WHAT IS ASKED: Locate each line with the string "상세내역" in the listing below and copy it.

MATERIAL FOR THIS EXERCISE:
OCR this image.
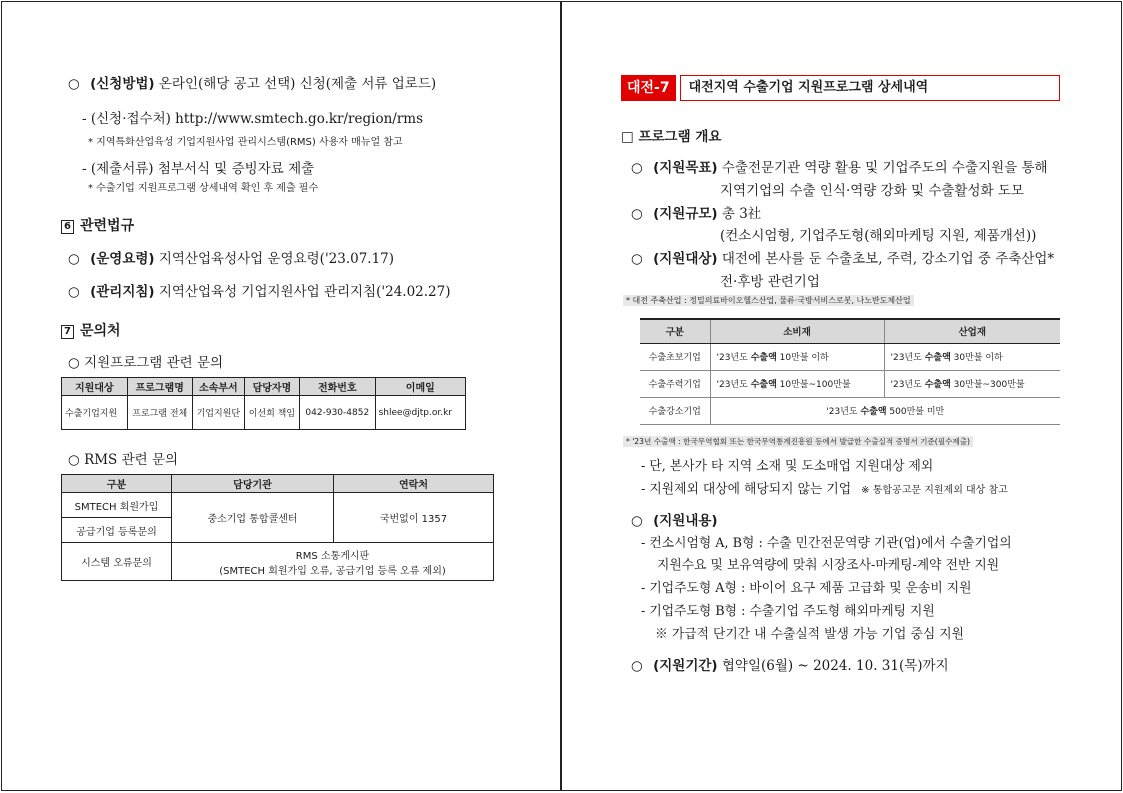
○ (신청방법) 온라인(해당 공고 선택) 신청(제출 서류 업로드)
- (신청·접수처) http://www.smtech.go.kr/region/rms
* 지역특화산업육성 기업지원사업 관리시스템(RMS) 사용자 매뉴얼 참고
- (제출서류) 첨부서식 및 증빙자료 제출
* 수출기업 지원프로그램 상세내역 확인 후 제출 필수
6 관련법규
○ (운영요령) 지역산업육성사업 운영요령('23.07.17)
○ (관리지침) 지역산업육성 기업지원사업 관리지침('24.02.27)
7 문의처
○ 지원프로그램 관련 문의
지원대상	프로그램명	소속부서	담당자명	전화번호	이메일
수출기업지원	프로그램 전체	기업지원단	이선희 책임	042-930-4852	shlee@djtp.or.kr
○ RMS 관련 문의
구분	담당기관	연락처
SMTECH 회원가입	중소기업 통합콜센터	국번없이 1357
공급기업 등록문의		
시스템 오류문의	RMS 소통게시판
(SMTECH 회원가입 오류, 공급기업 등록 오류 제외)	
대전-7	대전지역 수출기업 지원프로그램 상세내역
□ 프로그램 개요
○ (지원목표) 수출전문기관 역량 활용 및 기업주도의 수출지원을 통해
지역기업의 수출 인식·역량 강화 및 수출활성화 도모
○ (지원규모) 총 3社
(컨소시엄형, 기업주도형(해외마케팅 지원, 제품개선))
○ (지원대상) 대전에 본사를 둔 수출초보, 주력, 강소기업 중 주축산업*
전·후방 관련기업
* 대전 주축산업 : 정밀의료바이오헬스산업, 물류·국방서비스로봇, 나노반도체산업
구분	소비재	산업재
수출초보기업	'23년도 수출액 10만불 이하	'23년도 수출액 30만불 이하
수출주력기업	'23년도 수출액 10만불~100만불	'23년도 수출액 30만불~300만불
수출강소기업	'23년도 수출액 500만불 미만	
* '23년 수출액 : 한국무역협회 또는 한국무역통계진흥원 등에서 발급한 수출실적 증명서 기준(필수제출)
- 단, 본사가 타 지역 소재 및 도소매업 지원대상 제외
- 지원제외 대상에 해당되지 않는 기업 ※ 통합공고문 지원제외 대상 참고
○ (지원내용)
- 컨소시엄형 A, B형 : 수출 민간전문역량 기관(업)에서 수출기업의
지원수요 및 보유역량에 맞춰 시장조사-마케팅-계약 전반 지원
- 기업주도형 A형 : 바이어 요구 제품 고급화 및 운송비 지원
- 기업주도형 B형 : 수출기업 주도형 해외마케팅 지원
※ 가급적 단기간 내 수출실적 발생 가능 기업 중심 지원
○ (지원기간) 협약일(6월) ~ 2024. 10. 31(목)까지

RESPONSE TO THE EXERCISE:
* 수출기업 지원프로그램 상세내역 확인 후 제출 필수
대전-7	대전지역 수출기업 지원프로그램 상세내역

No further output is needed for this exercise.